Raw records ▸
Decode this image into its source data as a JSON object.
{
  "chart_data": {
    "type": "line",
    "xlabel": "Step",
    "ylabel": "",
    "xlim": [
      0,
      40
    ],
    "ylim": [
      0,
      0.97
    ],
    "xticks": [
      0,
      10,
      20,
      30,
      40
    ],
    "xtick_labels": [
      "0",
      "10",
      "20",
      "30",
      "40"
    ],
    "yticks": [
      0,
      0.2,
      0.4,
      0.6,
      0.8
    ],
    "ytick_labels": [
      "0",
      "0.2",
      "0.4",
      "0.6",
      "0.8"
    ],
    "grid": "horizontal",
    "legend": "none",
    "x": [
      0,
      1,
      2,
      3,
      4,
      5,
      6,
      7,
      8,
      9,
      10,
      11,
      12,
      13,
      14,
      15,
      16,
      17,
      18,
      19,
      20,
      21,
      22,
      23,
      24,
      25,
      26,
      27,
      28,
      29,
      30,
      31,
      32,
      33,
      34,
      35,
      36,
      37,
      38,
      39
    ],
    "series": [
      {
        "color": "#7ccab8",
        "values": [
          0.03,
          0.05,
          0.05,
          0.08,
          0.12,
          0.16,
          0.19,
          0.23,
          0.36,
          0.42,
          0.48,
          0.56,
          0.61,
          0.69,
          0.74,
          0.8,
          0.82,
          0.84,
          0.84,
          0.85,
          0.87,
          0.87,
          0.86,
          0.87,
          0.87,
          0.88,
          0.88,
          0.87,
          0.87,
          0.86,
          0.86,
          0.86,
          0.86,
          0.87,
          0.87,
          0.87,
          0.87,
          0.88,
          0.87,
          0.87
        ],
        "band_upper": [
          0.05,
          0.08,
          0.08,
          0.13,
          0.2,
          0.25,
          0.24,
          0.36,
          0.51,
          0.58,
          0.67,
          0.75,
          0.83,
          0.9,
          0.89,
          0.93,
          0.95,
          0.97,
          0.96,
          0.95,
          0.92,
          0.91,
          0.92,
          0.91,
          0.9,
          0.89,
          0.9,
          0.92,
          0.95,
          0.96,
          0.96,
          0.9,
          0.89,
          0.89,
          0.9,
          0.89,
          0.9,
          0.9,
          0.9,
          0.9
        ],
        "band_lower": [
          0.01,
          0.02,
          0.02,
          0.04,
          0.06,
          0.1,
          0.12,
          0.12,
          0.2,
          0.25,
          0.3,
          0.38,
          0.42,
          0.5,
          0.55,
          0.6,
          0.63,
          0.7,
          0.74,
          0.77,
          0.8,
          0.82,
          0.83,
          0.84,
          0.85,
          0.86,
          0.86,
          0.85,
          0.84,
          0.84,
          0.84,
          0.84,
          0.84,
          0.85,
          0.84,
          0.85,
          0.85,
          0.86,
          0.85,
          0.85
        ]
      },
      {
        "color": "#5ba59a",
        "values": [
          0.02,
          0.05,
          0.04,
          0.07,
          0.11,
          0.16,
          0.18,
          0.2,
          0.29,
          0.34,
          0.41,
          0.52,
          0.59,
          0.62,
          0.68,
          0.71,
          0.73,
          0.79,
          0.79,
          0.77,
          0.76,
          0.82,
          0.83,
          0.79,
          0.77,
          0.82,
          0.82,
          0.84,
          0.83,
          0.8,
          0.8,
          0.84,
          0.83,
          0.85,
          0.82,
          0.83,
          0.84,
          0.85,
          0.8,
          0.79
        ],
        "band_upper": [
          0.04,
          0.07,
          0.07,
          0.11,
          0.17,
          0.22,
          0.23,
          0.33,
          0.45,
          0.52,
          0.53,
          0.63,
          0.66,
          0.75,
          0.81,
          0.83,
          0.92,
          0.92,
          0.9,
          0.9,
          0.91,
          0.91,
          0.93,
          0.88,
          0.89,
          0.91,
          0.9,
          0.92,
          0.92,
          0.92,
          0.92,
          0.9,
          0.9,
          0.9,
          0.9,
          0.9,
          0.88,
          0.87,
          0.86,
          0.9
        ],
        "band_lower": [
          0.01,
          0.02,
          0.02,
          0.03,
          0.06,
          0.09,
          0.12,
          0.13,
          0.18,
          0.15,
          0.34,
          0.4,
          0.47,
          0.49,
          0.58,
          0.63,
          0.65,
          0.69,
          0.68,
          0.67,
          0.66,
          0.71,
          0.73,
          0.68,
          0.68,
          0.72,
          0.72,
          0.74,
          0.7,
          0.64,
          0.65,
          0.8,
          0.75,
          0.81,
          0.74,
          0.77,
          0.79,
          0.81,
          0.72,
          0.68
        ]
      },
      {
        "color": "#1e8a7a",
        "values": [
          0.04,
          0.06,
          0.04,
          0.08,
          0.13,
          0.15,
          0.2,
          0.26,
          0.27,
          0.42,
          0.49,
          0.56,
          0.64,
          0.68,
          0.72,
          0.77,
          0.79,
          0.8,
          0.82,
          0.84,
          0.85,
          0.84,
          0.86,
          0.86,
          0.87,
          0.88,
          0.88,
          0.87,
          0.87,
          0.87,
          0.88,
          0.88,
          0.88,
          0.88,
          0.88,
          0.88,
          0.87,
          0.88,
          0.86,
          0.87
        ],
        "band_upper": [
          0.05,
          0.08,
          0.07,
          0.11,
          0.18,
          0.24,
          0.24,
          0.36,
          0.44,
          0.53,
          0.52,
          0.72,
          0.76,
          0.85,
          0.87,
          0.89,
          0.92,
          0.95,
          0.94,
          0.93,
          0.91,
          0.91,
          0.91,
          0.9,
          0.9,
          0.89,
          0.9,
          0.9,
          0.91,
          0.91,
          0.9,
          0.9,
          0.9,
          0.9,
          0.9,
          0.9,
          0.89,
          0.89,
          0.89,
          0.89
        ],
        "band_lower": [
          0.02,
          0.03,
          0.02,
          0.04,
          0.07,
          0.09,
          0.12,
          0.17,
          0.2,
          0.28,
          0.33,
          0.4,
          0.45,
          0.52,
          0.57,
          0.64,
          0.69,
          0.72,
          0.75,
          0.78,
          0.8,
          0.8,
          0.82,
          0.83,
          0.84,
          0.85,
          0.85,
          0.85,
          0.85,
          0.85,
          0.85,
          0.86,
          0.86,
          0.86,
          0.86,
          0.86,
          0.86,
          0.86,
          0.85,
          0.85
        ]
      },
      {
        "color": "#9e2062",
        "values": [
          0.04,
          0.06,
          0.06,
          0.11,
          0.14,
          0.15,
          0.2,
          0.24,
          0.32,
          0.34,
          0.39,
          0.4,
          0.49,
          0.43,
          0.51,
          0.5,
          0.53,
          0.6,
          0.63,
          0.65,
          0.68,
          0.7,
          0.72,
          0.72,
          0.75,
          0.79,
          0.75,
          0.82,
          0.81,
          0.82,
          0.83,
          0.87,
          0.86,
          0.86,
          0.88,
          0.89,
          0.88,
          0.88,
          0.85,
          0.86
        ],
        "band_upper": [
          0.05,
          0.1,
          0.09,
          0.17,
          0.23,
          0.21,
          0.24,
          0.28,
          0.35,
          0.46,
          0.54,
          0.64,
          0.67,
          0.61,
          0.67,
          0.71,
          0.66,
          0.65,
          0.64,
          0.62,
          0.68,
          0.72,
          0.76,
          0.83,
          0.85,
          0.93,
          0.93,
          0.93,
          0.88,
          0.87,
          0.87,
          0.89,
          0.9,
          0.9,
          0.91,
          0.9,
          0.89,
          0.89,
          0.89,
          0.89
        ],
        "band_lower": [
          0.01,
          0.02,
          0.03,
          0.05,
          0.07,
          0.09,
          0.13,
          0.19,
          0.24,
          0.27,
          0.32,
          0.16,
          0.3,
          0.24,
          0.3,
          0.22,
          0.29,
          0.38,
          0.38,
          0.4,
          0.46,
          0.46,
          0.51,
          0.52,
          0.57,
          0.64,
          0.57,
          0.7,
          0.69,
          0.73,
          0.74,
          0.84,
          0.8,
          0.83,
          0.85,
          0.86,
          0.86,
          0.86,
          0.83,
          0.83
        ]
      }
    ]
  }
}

STATED PROBLEM ▸ Within the entries above, work out how many lines contain the word "color". The number alone is the answer.

FINAL RESULT ▸ 4